• _Problem details_: Each of the entries should be retyped precisely as it appears.

• _Figure data in JSON_:

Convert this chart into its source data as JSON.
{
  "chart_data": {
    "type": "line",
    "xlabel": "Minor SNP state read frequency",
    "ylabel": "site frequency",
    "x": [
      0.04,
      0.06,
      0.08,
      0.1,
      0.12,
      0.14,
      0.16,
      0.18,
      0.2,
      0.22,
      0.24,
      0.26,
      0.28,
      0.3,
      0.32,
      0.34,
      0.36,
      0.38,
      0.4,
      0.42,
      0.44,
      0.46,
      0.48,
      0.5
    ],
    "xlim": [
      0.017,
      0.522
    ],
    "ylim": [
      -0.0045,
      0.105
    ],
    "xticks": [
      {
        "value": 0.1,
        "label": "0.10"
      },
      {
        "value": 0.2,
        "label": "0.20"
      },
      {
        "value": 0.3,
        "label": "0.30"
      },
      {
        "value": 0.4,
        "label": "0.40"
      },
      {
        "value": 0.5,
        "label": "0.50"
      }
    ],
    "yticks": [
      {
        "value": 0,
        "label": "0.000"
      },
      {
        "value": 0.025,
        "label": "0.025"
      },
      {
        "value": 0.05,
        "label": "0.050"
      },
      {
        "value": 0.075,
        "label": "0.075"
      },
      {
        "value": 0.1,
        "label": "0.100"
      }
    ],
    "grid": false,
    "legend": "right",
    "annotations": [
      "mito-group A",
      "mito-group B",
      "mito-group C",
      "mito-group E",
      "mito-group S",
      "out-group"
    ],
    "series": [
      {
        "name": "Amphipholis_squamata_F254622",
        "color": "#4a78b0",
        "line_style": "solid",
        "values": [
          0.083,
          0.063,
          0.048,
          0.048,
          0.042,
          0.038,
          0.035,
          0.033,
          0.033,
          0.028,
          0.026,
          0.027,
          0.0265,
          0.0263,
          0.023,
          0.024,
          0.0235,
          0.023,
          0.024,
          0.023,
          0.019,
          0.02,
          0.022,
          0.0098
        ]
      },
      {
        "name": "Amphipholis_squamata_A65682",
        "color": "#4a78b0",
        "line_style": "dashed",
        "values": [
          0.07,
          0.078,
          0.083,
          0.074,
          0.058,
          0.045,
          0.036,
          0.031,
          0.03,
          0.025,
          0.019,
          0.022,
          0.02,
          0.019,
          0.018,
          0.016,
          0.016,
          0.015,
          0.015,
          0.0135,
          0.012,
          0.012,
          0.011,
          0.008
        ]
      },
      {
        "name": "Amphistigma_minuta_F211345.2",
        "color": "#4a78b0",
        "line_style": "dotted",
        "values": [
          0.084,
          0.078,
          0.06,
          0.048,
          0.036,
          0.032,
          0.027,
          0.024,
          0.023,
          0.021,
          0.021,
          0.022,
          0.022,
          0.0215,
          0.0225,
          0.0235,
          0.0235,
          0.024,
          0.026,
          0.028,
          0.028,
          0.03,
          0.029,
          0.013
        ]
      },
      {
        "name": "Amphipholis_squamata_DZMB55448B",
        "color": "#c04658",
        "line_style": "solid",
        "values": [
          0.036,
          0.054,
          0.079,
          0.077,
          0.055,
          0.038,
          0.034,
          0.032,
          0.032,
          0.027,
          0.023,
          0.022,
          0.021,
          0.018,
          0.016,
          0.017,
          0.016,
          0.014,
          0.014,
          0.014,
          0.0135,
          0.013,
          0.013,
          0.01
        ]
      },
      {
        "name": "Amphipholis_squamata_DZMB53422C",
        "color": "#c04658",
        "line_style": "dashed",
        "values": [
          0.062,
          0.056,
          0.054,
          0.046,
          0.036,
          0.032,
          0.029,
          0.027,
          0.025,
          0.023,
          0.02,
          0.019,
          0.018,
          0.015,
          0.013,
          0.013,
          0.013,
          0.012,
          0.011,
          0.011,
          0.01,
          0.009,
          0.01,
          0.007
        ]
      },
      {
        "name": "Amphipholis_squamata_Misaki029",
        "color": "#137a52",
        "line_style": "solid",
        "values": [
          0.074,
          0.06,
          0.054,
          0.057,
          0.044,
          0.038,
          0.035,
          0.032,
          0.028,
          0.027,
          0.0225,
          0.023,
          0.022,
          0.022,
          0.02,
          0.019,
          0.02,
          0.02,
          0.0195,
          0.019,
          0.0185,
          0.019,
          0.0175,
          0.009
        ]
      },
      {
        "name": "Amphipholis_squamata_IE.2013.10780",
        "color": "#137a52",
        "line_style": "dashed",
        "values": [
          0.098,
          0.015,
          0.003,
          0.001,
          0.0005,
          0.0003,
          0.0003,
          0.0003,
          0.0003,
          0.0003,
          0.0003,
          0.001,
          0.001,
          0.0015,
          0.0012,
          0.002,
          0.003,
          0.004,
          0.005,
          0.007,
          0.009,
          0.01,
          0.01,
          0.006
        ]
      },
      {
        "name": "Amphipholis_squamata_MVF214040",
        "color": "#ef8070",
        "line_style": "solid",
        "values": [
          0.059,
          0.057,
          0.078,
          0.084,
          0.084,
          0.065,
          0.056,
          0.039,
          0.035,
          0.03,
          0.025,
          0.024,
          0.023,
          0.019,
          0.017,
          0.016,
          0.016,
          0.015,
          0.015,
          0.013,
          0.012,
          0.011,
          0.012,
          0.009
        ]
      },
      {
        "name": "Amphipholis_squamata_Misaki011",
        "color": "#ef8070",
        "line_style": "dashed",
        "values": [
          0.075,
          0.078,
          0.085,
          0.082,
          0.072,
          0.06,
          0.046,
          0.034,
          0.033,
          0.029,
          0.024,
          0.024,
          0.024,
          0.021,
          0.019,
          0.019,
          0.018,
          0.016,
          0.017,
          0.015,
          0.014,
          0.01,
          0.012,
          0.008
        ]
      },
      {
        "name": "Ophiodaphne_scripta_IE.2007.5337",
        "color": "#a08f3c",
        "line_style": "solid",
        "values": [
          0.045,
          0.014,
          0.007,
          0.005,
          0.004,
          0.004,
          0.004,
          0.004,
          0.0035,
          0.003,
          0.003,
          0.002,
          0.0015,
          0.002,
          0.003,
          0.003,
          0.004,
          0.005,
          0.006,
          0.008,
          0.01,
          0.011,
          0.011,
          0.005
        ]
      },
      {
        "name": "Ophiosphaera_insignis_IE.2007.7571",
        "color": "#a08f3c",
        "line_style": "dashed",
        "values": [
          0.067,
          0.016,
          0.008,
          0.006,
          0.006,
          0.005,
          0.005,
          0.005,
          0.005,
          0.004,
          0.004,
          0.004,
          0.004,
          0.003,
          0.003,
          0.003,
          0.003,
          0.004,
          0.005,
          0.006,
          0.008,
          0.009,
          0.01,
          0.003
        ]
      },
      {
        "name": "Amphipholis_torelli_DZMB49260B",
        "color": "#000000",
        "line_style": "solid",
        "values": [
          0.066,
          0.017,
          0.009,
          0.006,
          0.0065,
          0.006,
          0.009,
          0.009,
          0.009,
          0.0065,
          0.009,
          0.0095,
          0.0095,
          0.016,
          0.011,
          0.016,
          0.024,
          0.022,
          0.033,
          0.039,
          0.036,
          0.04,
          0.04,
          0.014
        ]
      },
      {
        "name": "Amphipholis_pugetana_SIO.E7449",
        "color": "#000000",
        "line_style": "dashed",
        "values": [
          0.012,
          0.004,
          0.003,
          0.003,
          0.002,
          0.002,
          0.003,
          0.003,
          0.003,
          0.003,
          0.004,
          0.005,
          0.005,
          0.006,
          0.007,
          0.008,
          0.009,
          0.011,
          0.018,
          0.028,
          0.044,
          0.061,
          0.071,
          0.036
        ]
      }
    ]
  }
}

• _Written answer_:
Convert this chart into its source data as JSON.
{
  "chart_data": {
    "type": "line",
    "xlabel": "Minor SNP state read frequency",
    "ylabel": "site frequency",
    "x": [
      0.04,
      0.06,
      0.08,
      0.1,
      0.12,
      0.14,
      0.16,
      0.18,
      0.2,
      0.22,
      0.24,
      0.26,
      0.28,
      0.3,
      0.32,
      0.34,
      0.36,
      0.38,
      0.4,
      0.42,
      0.44,
      0.46,
      0.48,
      0.5
    ],
    "xlim": [
      0.017,
      0.522
    ],
    "ylim": [
      -0.0045,
      0.105
    ],
    "xticks": [
      {
        "value": 0.1,
        "label": "0.10"
      },
      {
        "value": 0.2,
        "label": "0.20"
      },
      {
        "value": 0.3,
        "label": "0.30"
      },
      {
        "value": 0.4,
        "label": "0.40"
      },
      {
        "value": 0.5,
        "label": "0.50"
      }
    ],
    "yticks": [
      {
        "value": 0,
        "label": "0.000"
      },
      {
        "value": 0.025,
        "label": "0.025"
      },
      {
        "value": 0.05,
        "label": "0.050"
      },
      {
        "value": 0.075,
        "label": "0.075"
      },
      {
        "value": 0.1,
        "label": "0.100"
      }
    ],
    "grid": false,
    "legend": "right",
    "annotations": [
      "mito-group A",
      "mito-group B",
      "mito-group C",
      "mito-group E",
      "mito-group S",
      "out-group"
    ],
    "series": [
      {
        "name": "Amphipholis_squamata_F254622",
        "color": "#4a78b0",
        "line_style": "solid",
        "values": [
          0.083,
          0.063,
          0.048,
          0.048,
          0.042,
          0.038,
          0.035,
          0.033,
          0.033,
          0.028,
          0.026,
          0.027,
          0.0265,
          0.0263,
          0.023,
          0.024,
          0.0235,
          0.023,
          0.024,
          0.023,
          0.019,
          0.02,
          0.022,
          0.0098
        ]
      },
      {
        "name": "Amphipholis_squamata_A65682",
        "color": "#4a78b0",
        "line_style": "dashed",
        "values": [
          0.07,
          0.078,
          0.083,
          0.074,
          0.058,
          0.045,
          0.036,
          0.031,
          0.03,
          0.025,
          0.019,
          0.022,
          0.02,
          0.019,
          0.018,
          0.016,
          0.016,
          0.015,
          0.015,
          0.0135,
          0.012,
          0.012,
          0.011,
          0.008
        ]
      },
      {
        "name": "Amphistigma_minuta_F211345.2",
        "color": "#4a78b0",
        "line_style": "dotted",
        "values": [
          0.084,
          0.078,
          0.06,
          0.048,
          0.036,
          0.032,
          0.027,
          0.024,
          0.023,
          0.021,
          0.021,
          0.022,
          0.022,
          0.0215,
          0.0225,
          0.0235,
          0.0235,
          0.024,
          0.026,
          0.028,
          0.028,
          0.03,
          0.029,
          0.013
        ]
      },
      {
        "name": "Amphipholis_squamata_DZMB55448B",
        "color": "#c04658",
        "line_style": "solid",
        "values": [
          0.036,
          0.054,
          0.079,
          0.077,
          0.055,
          0.038,
          0.034,
          0.032,
          0.032,
          0.027,
          0.023,
          0.022,
          0.021,
          0.018,
          0.016,
          0.017,
          0.016,
          0.014,
          0.014,
          0.014,
          0.0135,
          0.013,
          0.013,
          0.01
        ]
      },
      {
        "name": "Amphipholis_squamata_DZMB53422C",
        "color": "#c04658",
        "line_style": "dashed",
        "values": [
          0.062,
          0.056,
          0.054,
          0.046,
          0.036,
          0.032,
          0.029,
          0.027,
          0.025,
          0.023,
          0.02,
          0.019,
          0.018,
          0.015,
          0.013,
          0.013,
          0.013,
          0.012,
          0.011,
          0.011,
          0.01,
          0.009,
          0.01,
          0.007
        ]
      },
      {
        "name": "Amphipholis_squamata_Misaki029",
        "color": "#137a52",
        "line_style": "solid",
        "values": [
          0.074,
          0.06,
          0.054,
          0.057,
          0.044,
          0.038,
          0.035,
          0.032,
          0.028,
          0.027,
          0.0225,
          0.023,
          0.022,
          0.022,
          0.02,
          0.019,
          0.02,
          0.02,
          0.0195,
          0.019,
          0.0185,
          0.019,
          0.0175,
          0.009
        ]
      },
      {
        "name": "Amphipholis_squamata_IE.2013.10780",
        "color": "#137a52",
        "line_style": "dashed",
        "values": [
          0.098,
          0.015,
          0.003,
          0.001,
          0.0005,
          0.0003,
          0.0003,
          0.0003,
          0.0003,
          0.0003,
          0.0003,
          0.001,
          0.001,
          0.0015,
          0.0012,
          0.002,
          0.003,
          0.004,
          0.005,
          0.007,
          0.009,
          0.01,
          0.01,
          0.006
        ]
      },
      {
        "name": "Amphipholis_squamata_MVF214040",
        "color": "#ef8070",
        "line_style": "solid",
        "values": [
          0.059,
          0.057,
          0.078,
          0.084,
          0.084,
          0.065,
          0.056,
          0.039,
          0.035,
          0.03,
          0.025,
          0.024,
          0.023,
          0.019,
          0.017,
          0.016,
          0.016,
          0.015,
          0.015,
          0.013,
          0.012,
          0.011,
          0.012,
          0.009
        ]
      },
      {
        "name": "Amphipholis_squamata_Misaki011",
        "color": "#ef8070",
        "line_style": "dashed",
        "values": [
          0.075,
          0.078,
          0.085,
          0.082,
          0.072,
          0.06,
          0.046,
          0.034,
          0.033,
          0.029,
          0.024,
          0.024,
          0.024,
          0.021,
          0.019,
          0.019,
          0.018,
          0.016,
          0.017,
          0.015,
          0.014,
          0.01,
          0.012,
          0.008
        ]
      },
      {
        "name": "Ophiodaphne_scripta_IE.2007.5337",
        "color": "#a08f3c",
        "line_style": "solid",
        "values": [
          0.045,
          0.014,
          0.007,
          0.005,
          0.004,
          0.004,
          0.004,
          0.004,
          0.0035,
          0.003,
          0.003,
          0.002,
          0.0015,
          0.002,
          0.003,
          0.003,
          0.004,
          0.005,
          0.006,
          0.008,
          0.01,
          0.011,
          0.011,
          0.005
        ]
      },
      {
        "name": "Ophiosphaera_insignis_IE.2007.7571",
        "color": "#a08f3c",
        "line_style": "dashed",
        "values": [
          0.067,
          0.016,
          0.008,
          0.006,
          0.006,
          0.005,
          0.005,
          0.005,
          0.005,
          0.004,
          0.004,
          0.004,
          0.004,
          0.003,
          0.003,
          0.003,
          0.003,
          0.004,
          0.005,
          0.006,
          0.008,
          0.009,
          0.01,
          0.003
        ]
      },
      {
        "name": "Amphipholis_torelli_DZMB49260B",
        "color": "#000000",
        "line_style": "solid",
        "values": [
          0.066,
          0.017,
          0.009,
          0.006,
          0.0065,
          0.006,
          0.009,
          0.009,
          0.009,
          0.0065,
          0.009,
          0.0095,
          0.0095,
          0.016,
          0.011,
          0.016,
          0.024,
          0.022,
          0.033,
          0.039,
          0.036,
          0.04,
          0.04,
          0.014
        ]
      },
      {
        "name": "Amphipholis_pugetana_SIO.E7449",
        "color": "#000000",
        "line_style": "dashed",
        "values": [
          0.012,
          0.004,
          0.003,
          0.003,
          0.002,
          0.002,
          0.003,
          0.003,
          0.003,
          0.003,
          0.004,
          0.005,
          0.005,
          0.006,
          0.007,
          0.008,
          0.009,
          0.011,
          0.018,
          0.028,
          0.044,
          0.061,
          0.071,
          0.036
        ]
      }
    ]
  }
}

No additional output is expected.